═════ Supplied entries

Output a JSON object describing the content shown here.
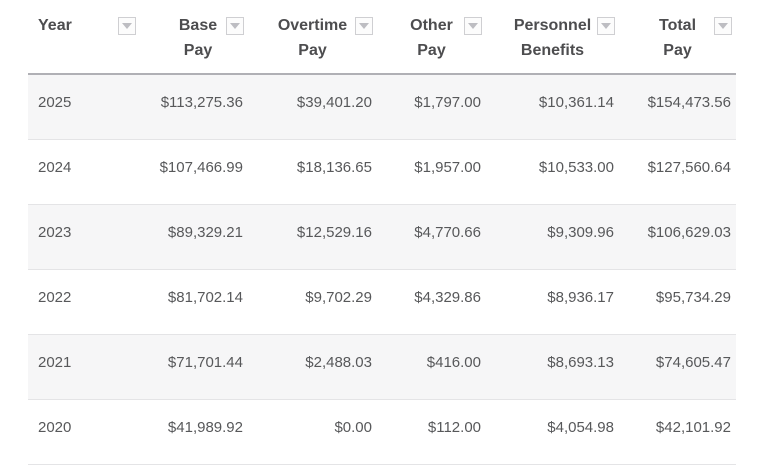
{
  "table": {
    "columns": [
      {
        "label": "Year",
        "filter_icon": "caret-down"
      },
      {
        "label": "Base Pay",
        "filter_icon": "caret-down"
      },
      {
        "label": "Overtime Pay",
        "filter_icon": "caret-down"
      },
      {
        "label": "Other Pay",
        "filter_icon": "caret-down"
      },
      {
        "label": "Personnel Benefits",
        "filter_icon": "caret-down"
      },
      {
        "label": "Total Pay",
        "filter_icon": "caret-down"
      }
    ],
    "rows": [
      {
        "year": "2025",
        "base_pay": "$113,275.36",
        "overtime_pay": "$39,401.20",
        "other_pay": "$1,797.00",
        "personnel_benefits": "$10,361.14",
        "total_pay": "$154,473.56"
      },
      {
        "year": "2024",
        "base_pay": "$107,466.99",
        "overtime_pay": "$18,136.65",
        "other_pay": "$1,957.00",
        "personnel_benefits": "$10,533.00",
        "total_pay": "$127,560.64"
      },
      {
        "year": "2023",
        "base_pay": "$89,329.21",
        "overtime_pay": "$12,529.16",
        "other_pay": "$4,770.66",
        "personnel_benefits": "$9,309.96",
        "total_pay": "$106,629.03"
      },
      {
        "year": "2022",
        "base_pay": "$81,702.14",
        "overtime_pay": "$9,702.29",
        "other_pay": "$4,329.86",
        "personnel_benefits": "$8,936.17",
        "total_pay": "$95,734.29"
      },
      {
        "year": "2021",
        "base_pay": "$71,701.44",
        "overtime_pay": "$2,488.03",
        "other_pay": "$416.00",
        "personnel_benefits": "$8,693.13",
        "total_pay": "$74,605.47"
      },
      {
        "year": "2020",
        "base_pay": "$41,989.92",
        "overtime_pay": "$0.00",
        "other_pay": "$112.00",
        "personnel_benefits": "$4,054.98",
        "total_pay": "$42,101.92"
      }
    ],
    "colors": {
      "header_text": "#4d4d4f",
      "cell_text": "#57585a",
      "row_stripe": "#f6f6f7",
      "row_border": "#e4e4e6",
      "header_border": "#b0b0b5",
      "filter_icon_border": "#cfcfd2",
      "filter_icon_arrow": "#bdbdc2"
    }
  }
}
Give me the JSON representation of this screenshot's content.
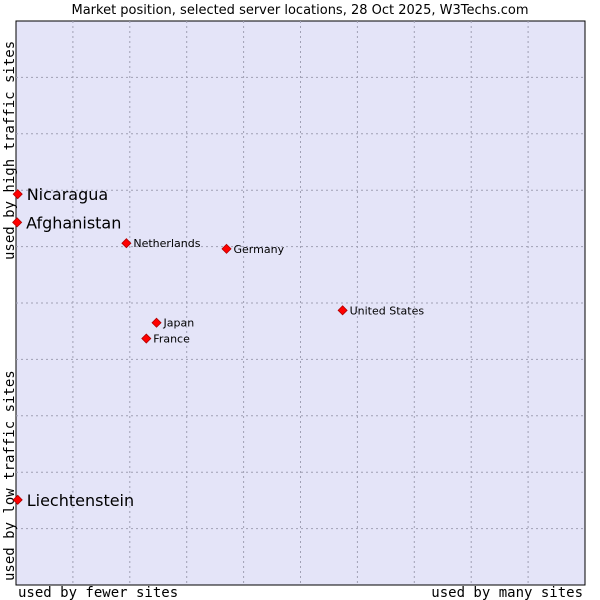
{
  "chart_data": {
    "type": "scatter",
    "title": "Market position, selected server locations, 28 Oct 2025, W3Techs.com",
    "xlabel_left": "used by fewer sites",
    "xlabel_right": "used by many sites",
    "ylabel_bottom": "used by low traffic sites",
    "ylabel_top": "used by high traffic sites",
    "xlim": [
      0,
      100
    ],
    "ylim": [
      0,
      100
    ],
    "grid": true,
    "point_color": "#ff0000",
    "plot_background": "#e4e4f8",
    "points": [
      {
        "name": "Nicaragua",
        "x": 0.3,
        "y": 69.3,
        "emphasis": true
      },
      {
        "name": "Afghanistan",
        "x": 0.2,
        "y": 64.3,
        "emphasis": true
      },
      {
        "name": "Liechtenstein",
        "x": 0.3,
        "y": 15.1,
        "emphasis": true
      },
      {
        "name": "Netherlands",
        "x": 19.4,
        "y": 60.6,
        "emphasis": false
      },
      {
        "name": "Germany",
        "x": 37.0,
        "y": 59.6,
        "emphasis": false
      },
      {
        "name": "United States",
        "x": 57.4,
        "y": 48.7,
        "emphasis": false
      },
      {
        "name": "Japan",
        "x": 24.7,
        "y": 46.5,
        "emphasis": false
      },
      {
        "name": "France",
        "x": 22.9,
        "y": 43.7,
        "emphasis": false
      }
    ]
  }
}
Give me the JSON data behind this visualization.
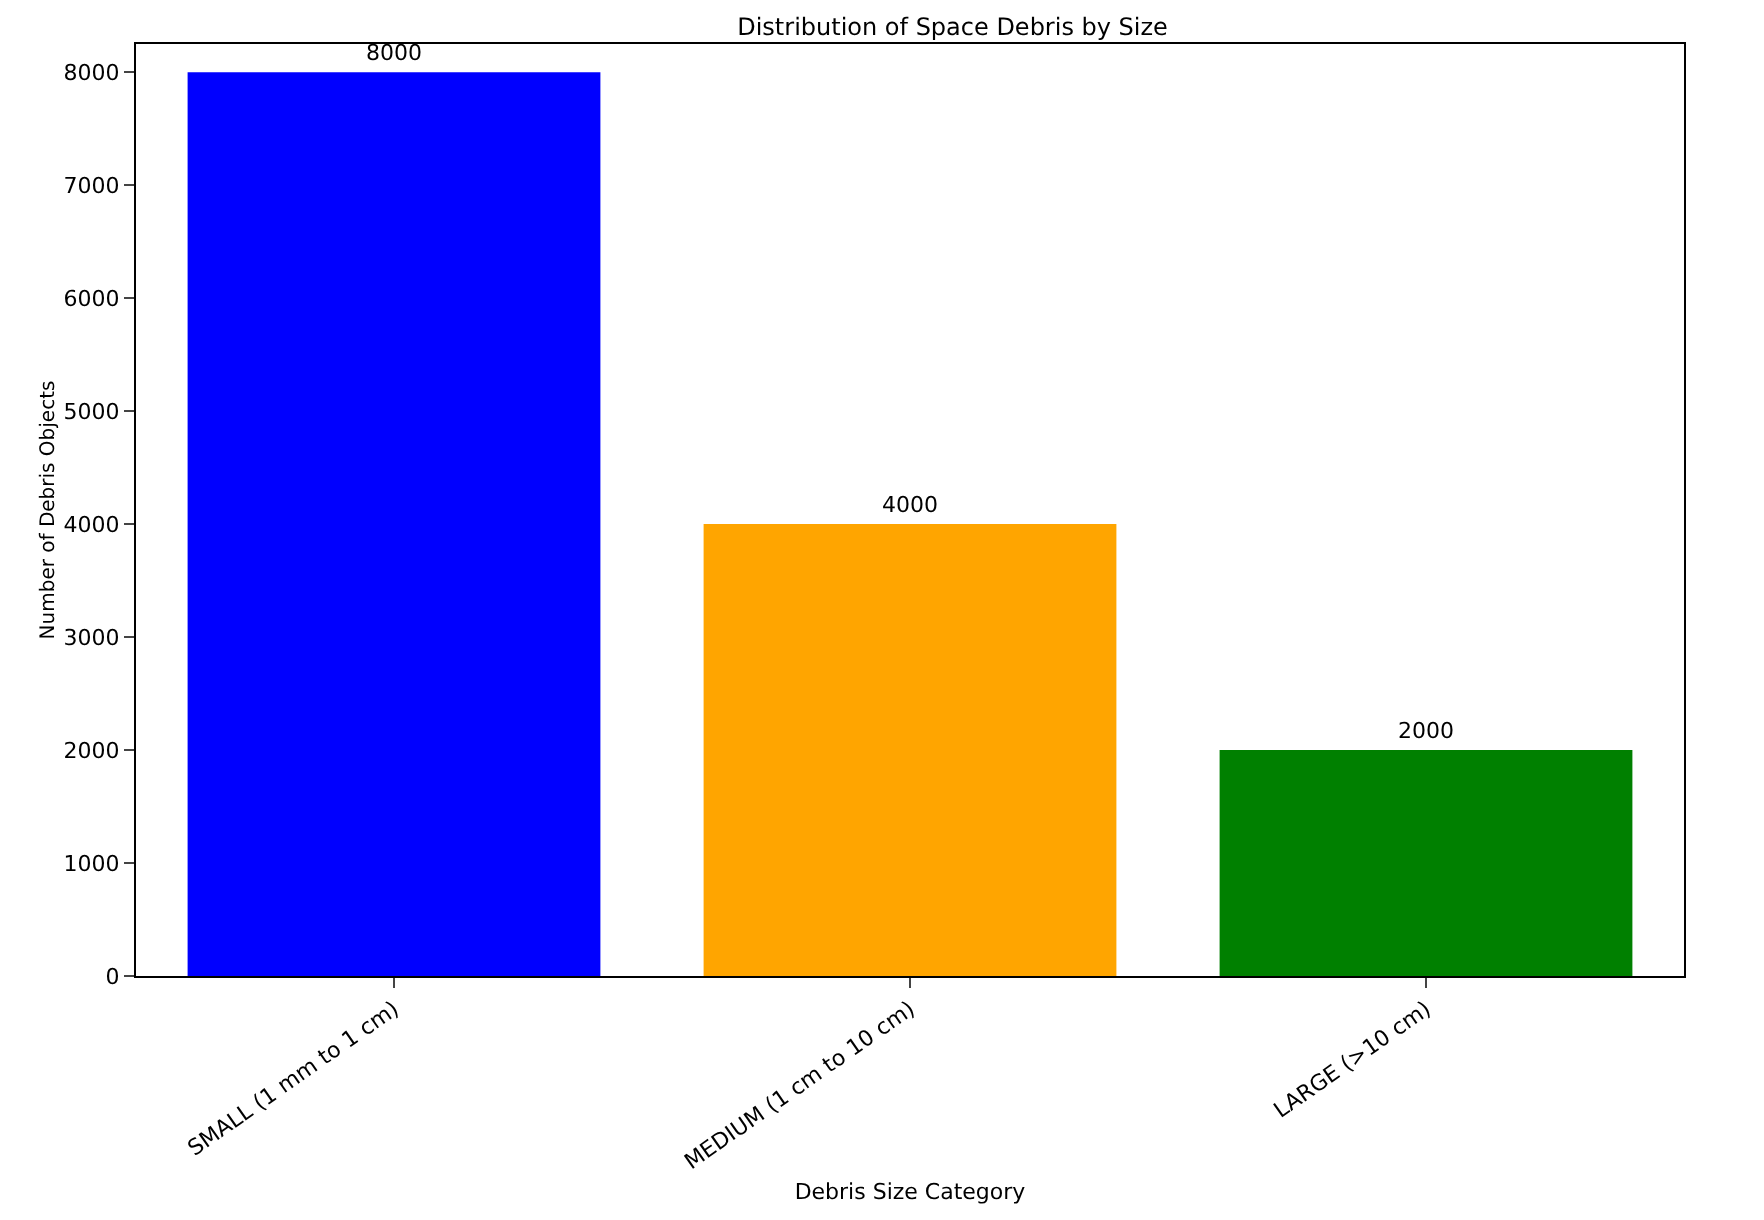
{
  "chart_data": {
    "type": "bar",
    "title": "Distribution of Space Debris by Size",
    "xlabel": "Debris Size Category",
    "ylabel": "Number of Debris Objects",
    "categories": [
      "SMALL (1 mm to 1 cm)",
      "MEDIUM (1 cm to 10 cm)",
      "LARGE (>10 cm)"
    ],
    "values": [
      8000,
      4000,
      2000
    ],
    "colors": [
      "#0000ff",
      "#ffa500",
      "#008000"
    ],
    "ylim": [
      0,
      8250
    ],
    "yticks": [
      0,
      1000,
      2000,
      3000,
      4000,
      5000,
      6000,
      7000,
      8000
    ],
    "data_labels": true
  }
}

══════════

_Goal_: Write out the material above again, word for word, minus its pictures.

_Exercise answer_:
Output a JSON object describing the content shown here.
{
  "table": {
    "columns": [
      {
        "label": "Year",
        "filter_icon": "caret-down"
      },
      {
        "label": "Base Pay",
        "filter_icon": "caret-down"
      },
      {
        "label": "Overtime Pay",
        "filter_icon": "caret-down"
      },
      {
        "label": "Other Pay",
        "filter_icon": "caret-down"
      },
      {
        "label": "Personnel Benefits",
        "filter_icon": "caret-down"
      },
      {
        "label": "Total Pay",
        "filter_icon": "caret-down"
      }
    ],
    "rows": [
      {
        "year": "2025",
        "base_pay": "$113,275.36",
        "overtime_pay": "$39,401.20",
        "other_pay": "$1,797.00",
        "personnel_benefits": "$10,361.14",
        "total_pay": "$154,473.56"
      },
      {
        "year": "2024",
        "base_pay": "$107,466.99",
        "overtime_pay": "$18,136.65",
        "other_pay": "$1,957.00",
        "personnel_benefits": "$10,533.00",
        "total_pay": "$127,560.64"
      },
      {
        "year": "2023",
        "base_pay": "$89,329.21",
        "overtime_pay": "$12,529.16",
        "other_pay": "$4,770.66",
        "personnel_benefits": "$9,309.96",
        "total_pay": "$106,629.03"
      },
      {
        "year": "2022",
        "base_pay": "$81,702.14",
        "overtime_pay": "$9,702.29",
        "other_pay": "$4,329.86",
        "personnel_benefits": "$8,936.17",
        "total_pay": "$95,734.29"
      },
      {
        "year": "2021",
        "base_pay": "$71,701.44",
        "overtime_pay": "$2,488.03",
        "other_pay": "$416.00",
        "personnel_benefits": "$8,693.13",
        "total_pay": "$74,605.47"
      },
      {
        "year": "2020",
        "base_pay": "$41,989.92",
        "overtime_pay": "$0.00",
        "other_pay": "$112.00",
        "personnel_benefits": "$4,054.98",
        "total_pay": "$42,101.92"
      }
    ],
    "colors": {
      "header_text": "#4d4d4f",
      "cell_text": "#57585a",
      "row_stripe": "#f6f6f7",
      "row_border": "#e4e4e6",
      "header_border": "#b0b0b5",
      "filter_icon_border": "#cfcfd2",
      "filter_icon_arrow": "#bdbdc2"
    }
  }
}
Give me the JSON representation of this screenshot's content.
{
  "chart_data": {
    "type": "scatter",
    "title": "Market position, selected server locations, 28 Oct 2025, W3Techs.com",
    "xlabel_left": "used by fewer sites",
    "xlabel_right": "used by many sites",
    "ylabel_bottom": "used by low traffic sites",
    "ylabel_top": "used by high traffic sites",
    "xlim": [
      0,
      100
    ],
    "ylim": [
      0,
      100
    ],
    "grid": true,
    "point_color": "#ff0000",
    "plot_background": "#e4e4f8",
    "points": [
      {
        "name": "Nicaragua",
        "x": 0.3,
        "y": 69.3,
        "emphasis": true
      },
      {
        "name": "Afghanistan",
        "x": 0.2,
        "y": 64.3,
        "emphasis": true
      },
      {
        "name": "Liechtenstein",
        "x": 0.3,
        "y": 15.1,
        "emphasis": true
      },
      {
        "name": "Netherlands",
        "x": 19.4,
        "y": 60.6,
        "emphasis": false
      },
      {
        "name": "Germany",
        "x": 37.0,
        "y": 59.6,
        "emphasis": false
      },
      {
        "name": "United States",
        "x": 57.4,
        "y": 48.7,
        "emphasis": false
      },
      {
        "name": "Japan",
        "x": 24.7,
        "y": 46.5,
        "emphasis": false
      },
      {
        "name": "France",
        "x": 22.9,
        "y": 43.7,
        "emphasis": false
      }
    ]
  }
}
Give me the JSON data behind this visualization.
{
  "chart_data": {
    "type": "bar",
    "title": "Distribution of Space Debris by Size",
    "xlabel": "Debris Size Category",
    "ylabel": "Number of Debris Objects",
    "categories": [
      "SMALL (1 mm to 1 cm)",
      "MEDIUM (1 cm to 10 cm)",
      "LARGE (>10 cm)"
    ],
    "values": [
      8000,
      4000,
      2000
    ],
    "colors": [
      "#0000ff",
      "#ffa500",
      "#008000"
    ],
    "ylim": [
      0,
      8250
    ],
    "yticks": [
      0,
      1000,
      2000,
      3000,
      4000,
      5000,
      6000,
      7000,
      8000
    ],
    "data_labels": true
  }
}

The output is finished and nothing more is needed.